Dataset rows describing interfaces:

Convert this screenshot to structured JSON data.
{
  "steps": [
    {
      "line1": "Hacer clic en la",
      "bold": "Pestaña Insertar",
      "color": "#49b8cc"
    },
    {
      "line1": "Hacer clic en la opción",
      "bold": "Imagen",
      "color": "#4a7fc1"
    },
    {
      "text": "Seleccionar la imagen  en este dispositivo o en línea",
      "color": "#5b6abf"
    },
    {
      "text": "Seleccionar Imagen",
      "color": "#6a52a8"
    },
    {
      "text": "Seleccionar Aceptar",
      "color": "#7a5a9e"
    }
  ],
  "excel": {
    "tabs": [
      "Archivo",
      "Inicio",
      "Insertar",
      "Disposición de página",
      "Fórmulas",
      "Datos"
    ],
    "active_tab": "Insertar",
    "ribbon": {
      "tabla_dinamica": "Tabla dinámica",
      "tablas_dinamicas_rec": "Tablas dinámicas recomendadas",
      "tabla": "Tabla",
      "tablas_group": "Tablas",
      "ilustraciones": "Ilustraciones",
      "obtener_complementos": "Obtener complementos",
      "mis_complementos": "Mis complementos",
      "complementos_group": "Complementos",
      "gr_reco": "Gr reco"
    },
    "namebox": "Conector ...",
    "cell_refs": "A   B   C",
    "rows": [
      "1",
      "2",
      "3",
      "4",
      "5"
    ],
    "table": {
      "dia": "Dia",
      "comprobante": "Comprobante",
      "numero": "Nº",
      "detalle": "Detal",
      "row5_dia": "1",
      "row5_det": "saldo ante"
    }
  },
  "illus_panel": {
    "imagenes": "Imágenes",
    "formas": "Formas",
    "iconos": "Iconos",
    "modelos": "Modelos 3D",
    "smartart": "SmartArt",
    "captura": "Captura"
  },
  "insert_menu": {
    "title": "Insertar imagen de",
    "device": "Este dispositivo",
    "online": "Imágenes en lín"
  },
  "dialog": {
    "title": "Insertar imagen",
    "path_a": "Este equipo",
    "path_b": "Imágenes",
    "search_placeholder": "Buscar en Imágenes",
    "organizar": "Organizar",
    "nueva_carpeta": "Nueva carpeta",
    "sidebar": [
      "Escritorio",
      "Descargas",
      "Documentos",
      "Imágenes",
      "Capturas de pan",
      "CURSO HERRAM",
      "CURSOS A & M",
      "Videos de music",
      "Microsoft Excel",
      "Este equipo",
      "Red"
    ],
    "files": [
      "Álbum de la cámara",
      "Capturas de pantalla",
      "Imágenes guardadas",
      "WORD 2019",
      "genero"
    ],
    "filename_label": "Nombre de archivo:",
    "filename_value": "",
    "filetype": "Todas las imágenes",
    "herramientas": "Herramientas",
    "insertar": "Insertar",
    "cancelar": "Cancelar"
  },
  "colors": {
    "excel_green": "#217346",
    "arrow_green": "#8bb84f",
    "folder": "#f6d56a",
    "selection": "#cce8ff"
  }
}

### About this task
Write all of the records out again exactly.

### Answer space
Convert this screenshot to structured JSON data.
{
  "steps": [
    {
      "line1": "Hacer clic en la",
      "bold": "Pestaña Insertar",
      "color": "#49b8cc"
    },
    {
      "line1": "Hacer clic en la opción",
      "bold": "Imagen",
      "color": "#4a7fc1"
    },
    {
      "text": "Seleccionar la imagen  en este dispositivo o en línea",
      "color": "#5b6abf"
    },
    {
      "text": "Seleccionar Imagen",
      "color": "#6a52a8"
    },
    {
      "text": "Seleccionar Aceptar",
      "color": "#7a5a9e"
    }
  ],
  "excel": {
    "tabs": [
      "Archivo",
      "Inicio",
      "Insertar",
      "Disposición de página",
      "Fórmulas",
      "Datos"
    ],
    "active_tab": "Insertar",
    "ribbon": {
      "tabla_dinamica": "Tabla dinámica",
      "tablas_dinamicas_rec": "Tablas dinámicas recomendadas",
      "tabla": "Tabla",
      "tablas_group": "Tablas",
      "ilustraciones": "Ilustraciones",
      "obtener_complementos": "Obtener complementos",
      "mis_complementos": "Mis complementos",
      "complementos_group": "Complementos",
      "gr_reco": "Gr reco"
    },
    "namebox": "Conector ...",
    "cell_refs": "A   B   C",
    "rows": [
      "1",
      "2",
      "3",
      "4",
      "5"
    ],
    "table": {
      "dia": "Dia",
      "comprobante": "Comprobante",
      "numero": "Nº",
      "detalle": "Detal",
      "row5_dia": "1",
      "row5_det": "saldo ante"
    }
  },
  "illus_panel": {
    "imagenes": "Imágenes",
    "formas": "Formas",
    "iconos": "Iconos",
    "modelos": "Modelos 3D",
    "smartart": "SmartArt",
    "captura": "Captura"
  },
  "insert_menu": {
    "title": "Insertar imagen de",
    "device": "Este dispositivo",
    "online": "Imágenes en lín"
  },
  "dialog": {
    "title": "Insertar imagen",
    "path_a": "Este equipo",
    "path_b": "Imágenes",
    "search_placeholder": "Buscar en Imágenes",
    "organizar": "Organizar",
    "nueva_carpeta": "Nueva carpeta",
    "sidebar": [
      "Escritorio",
      "Descargas",
      "Documentos",
      "Imágenes",
      "Capturas de pan",
      "CURSO HERRAM",
      "CURSOS A & M",
      "Videos de music",
      "Microsoft Excel",
      "Este equipo",
      "Red"
    ],
    "files": [
      "Álbum de la cámara",
      "Capturas de pantalla",
      "Imágenes guardadas",
      "WORD 2019",
      "genero"
    ],
    "filename_label": "Nombre de archivo:",
    "filename_value": "",
    "filetype": "Todas las imágenes",
    "herramientas": "Herramientas",
    "insertar": "Insertar",
    "cancelar": "Cancelar"
  },
  "colors": {
    "excel_green": "#217346",
    "arrow_green": "#8bb84f",
    "folder": "#f6d56a",
    "selection": "#cce8ff"
  }
}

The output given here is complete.